> THE REQUEST
Please output every line of the material as it stands, without the pictures.

Stored records
______________________________

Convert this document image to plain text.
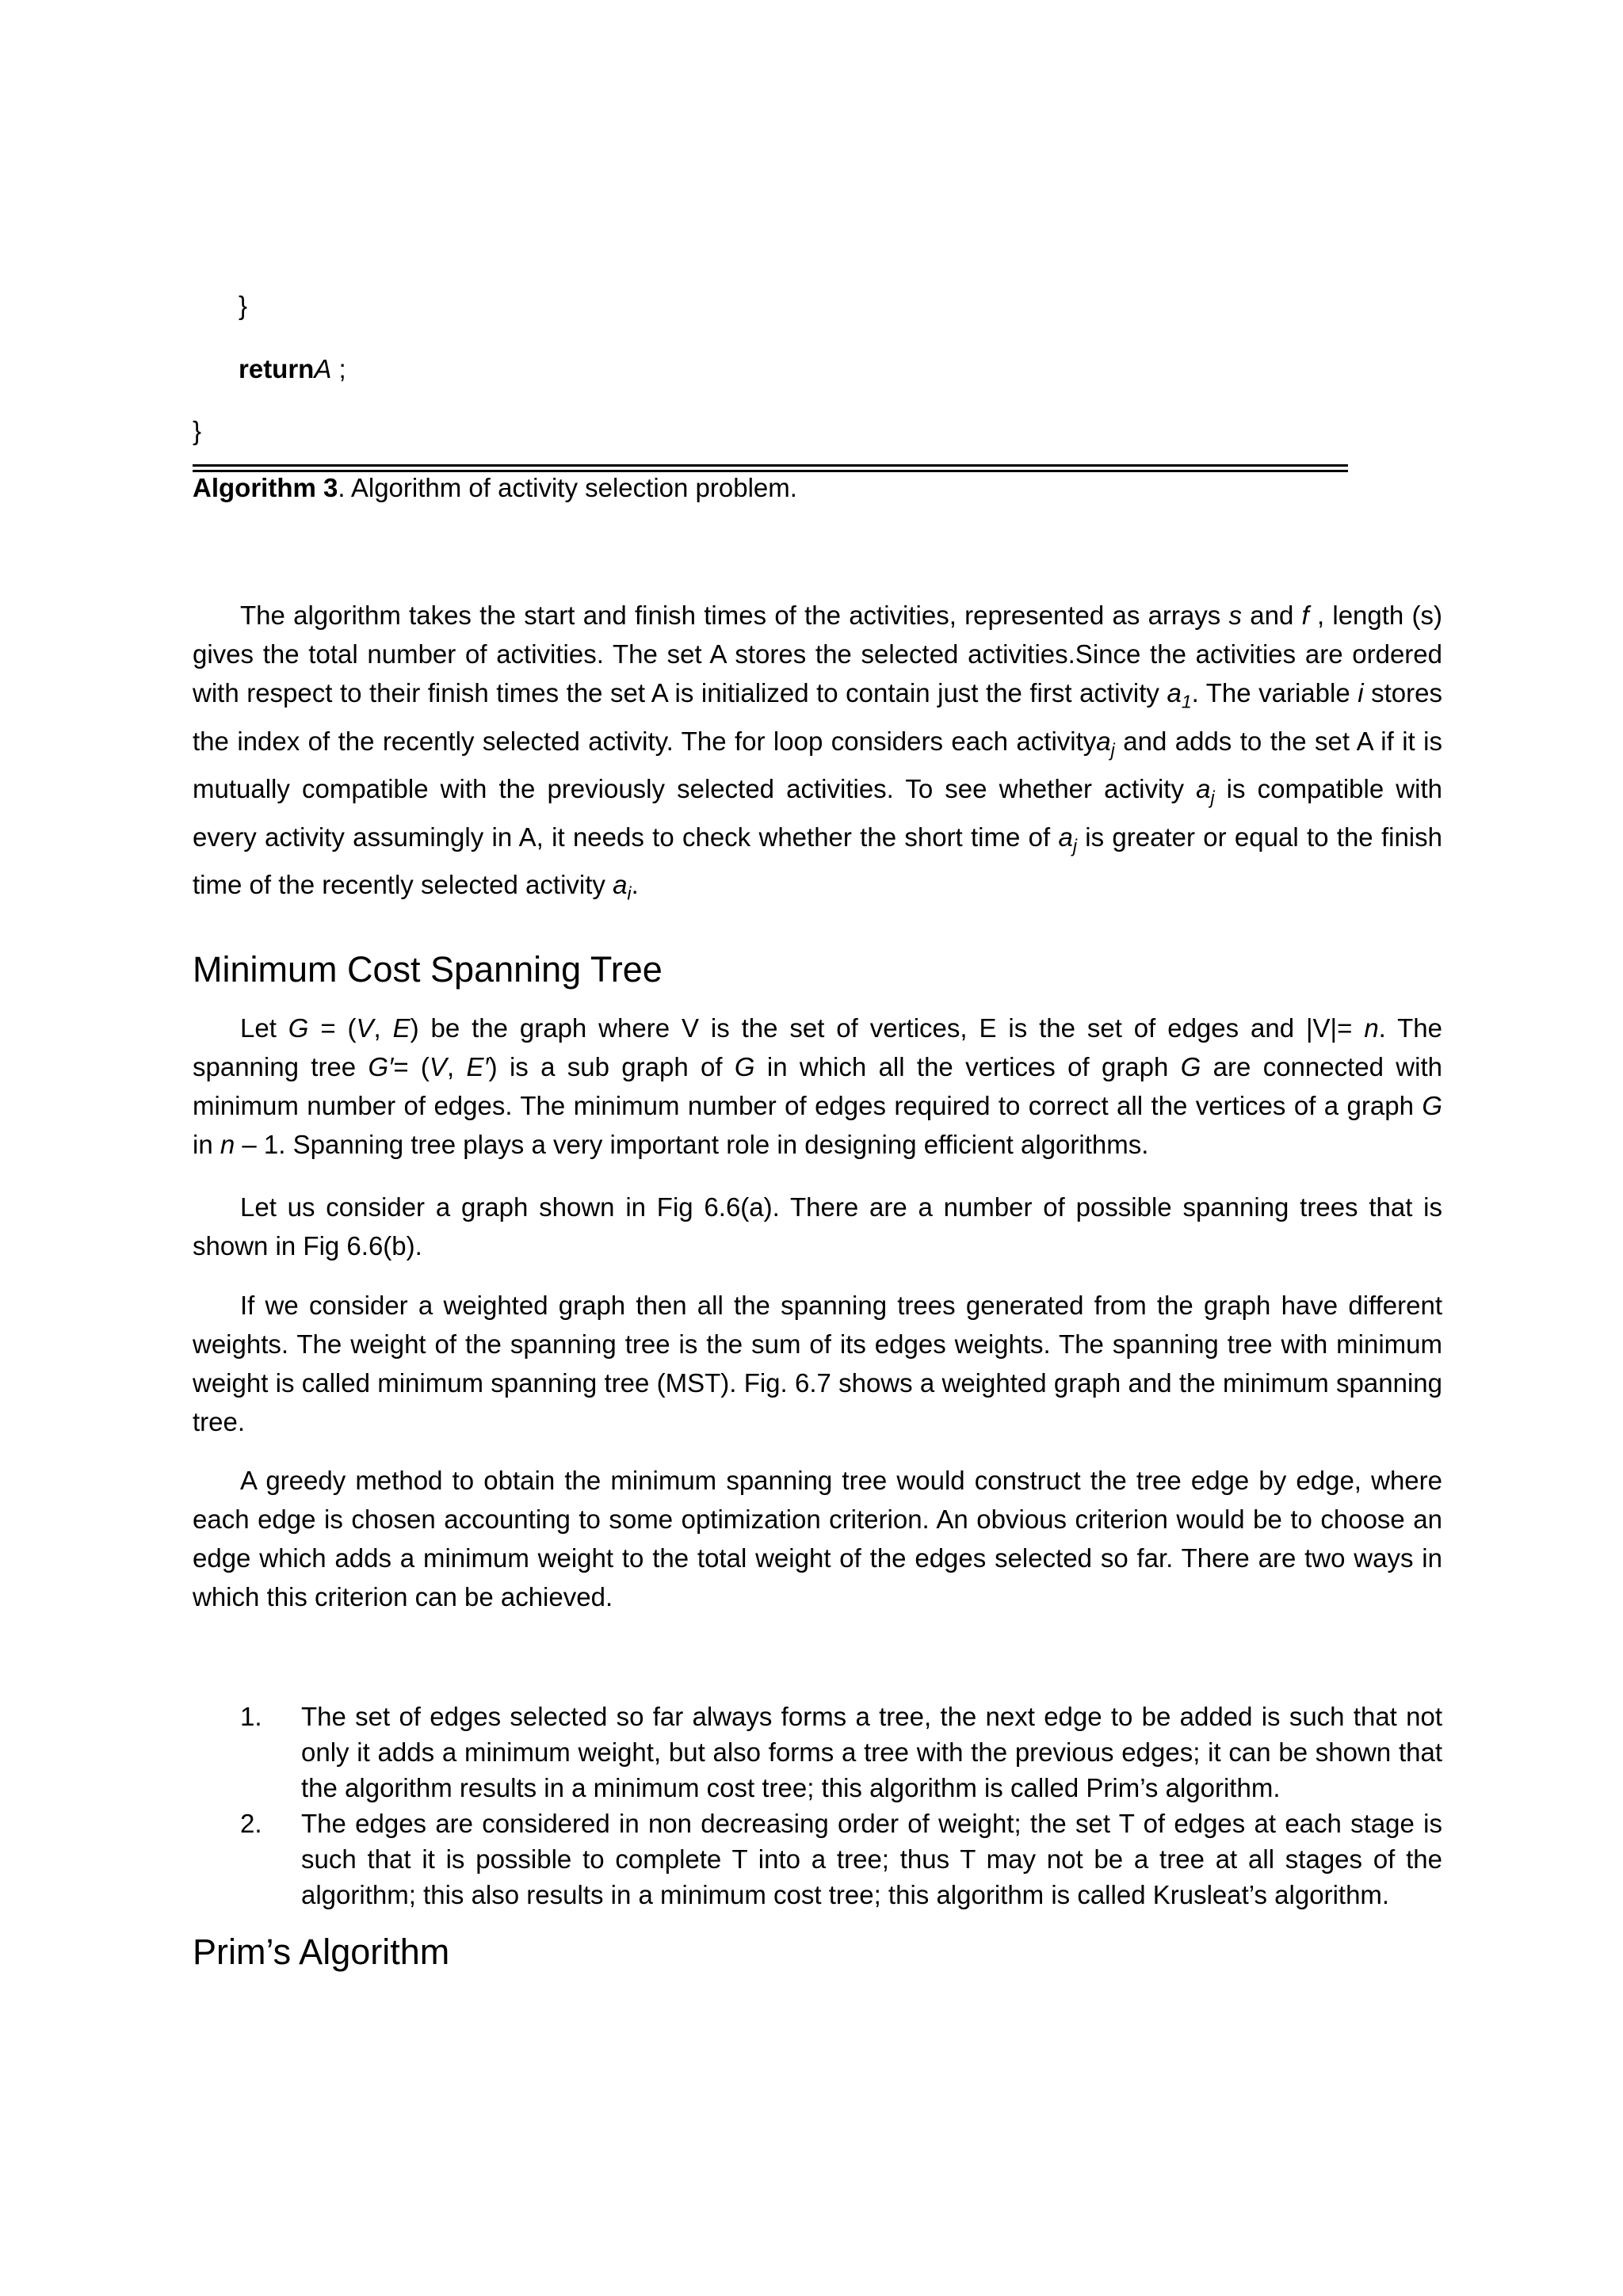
}
returnA ;
}
Algorithm 3. Algorithm of activity selection problem.

The algorithm takes the start and finish times of the activities, represented as arrays s and f , length (s) gives the total number of activities. The set A stores the selected activities.Since the activities are ordered with respect to their finish times the set A is initialized to contain just the first activity $a_1$. The variable i stores the index of the recently selected activity. The for loop considers each activitya$_j$ and adds to the set A if it is mutually compatible with the previously selected activities. To see whether activity $a_j$ is compatible with every activity assumingly in A, it needs to check whether the short time of $a_j$ is greater or equal to the finish time of the recently selected activity $a_i$.

Minimum Cost Spanning Tree

Let G = (V, E) be the graph where V is the set of vertices, E is the set of edges and |V|= n. The spanning tree G′= (V, E′) is a sub graph of G in which all the vertices of graph G are connected with minimum number of edges. The minimum number of edges required to correct all the vertices of a graph G in n – 1. Spanning tree plays a very important role in designing efficient algorithms.

Let us consider a graph shown in Fig 6.6(a). There are a number of possible spanning trees that is shown in Fig 6.6(b).

If we consider a weighted graph then all the spanning trees generated from the graph have different weights. The weight of the spanning tree is the sum of its edges weights. The spanning tree with minimum weight is called minimum spanning tree (MST). Fig. 6.7 shows a weighted graph and the minimum spanning tree.

A greedy method to obtain the minimum spanning tree would construct the tree edge by edge, where each edge is chosen accounting to some optimization criterion. An obvious criterion would be to choose an edge which adds a minimum weight to the total weight of the edges selected so far. There are two ways in which this criterion can be achieved.

1. The set of edges selected so far always forms a tree, the next edge to be added is such that not only it adds a minimum weight, but also forms a tree with the previous edges; it can be shown that the algorithm results in a minimum cost tree; this algorithm is called Prim’s algorithm.
2. The edges are considered in non decreasing order of weight; the set T of edges at each stage is such that it is possible to complete T into a tree; thus T may not be a tree at all stages of the algorithm; this also results in a minimum cost tree; this algorithm is called Krusleat’s algorithm.
Prim’s Algorithm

______________________________

> WRITTEN ANSWER
Convert this document image to plain text.
}
returnA ;
}
Algorithm 3. Algorithm of activity selection problem.

The algorithm takes the start and finish times of the activities, represented as arrays s and f , length (s) gives the total number of activities. The set A stores the selected activities.Since the activities are ordered with respect to their finish times the set A is initialized to contain just the first activity $a_1$. The variable i stores the index of the recently selected activity. The for loop considers each activitya$_j$ and adds to the set A if it is mutually compatible with the previously selected activities. To see whether activity $a_j$ is compatible with every activity assumingly in A, it needs to check whether the short time of $a_j$ is greater or equal to the finish time of the recently selected activity $a_i$.

Minimum Cost Spanning Tree

Let G = (V, E) be the graph where V is the set of vertices, E is the set of edges and |V|= n. The spanning tree G′= (V, E′) is a sub graph of G in which all the vertices of graph G are connected with minimum number of edges. The minimum number of edges required to correct all the vertices of a graph G in n – 1. Spanning tree plays a very important role in designing efficient algorithms.

Let us consider a graph shown in Fig 6.6(a). There are a number of possible spanning trees that is shown in Fig 6.6(b).

If we consider a weighted graph then all the spanning trees generated from the graph have different weights. The weight of the spanning tree is the sum of its edges weights. The spanning tree with minimum weight is called minimum spanning tree (MST). Fig. 6.7 shows a weighted graph and the minimum spanning tree.

A greedy method to obtain the minimum spanning tree would construct the tree edge by edge, where each edge is chosen accounting to some optimization criterion. An obvious criterion would be to choose an edge which adds a minimum weight to the total weight of the edges selected so far. There are two ways in which this criterion can be achieved.

1. The set of edges selected so far always forms a tree, the next edge to be added is such that not only it adds a minimum weight, but also forms a tree with the previous edges; it can be shown that the algorithm results in a minimum cost tree; this algorithm is called Prim’s algorithm.
2. The edges are considered in non decreasing order of weight; the set T of edges at each stage is such that it is possible to complete T into a tree; thus T may not be a tree at all stages of the algorithm; this also results in a minimum cost tree; this algorithm is called Krusleat’s algorithm.
Prim’s Algorithm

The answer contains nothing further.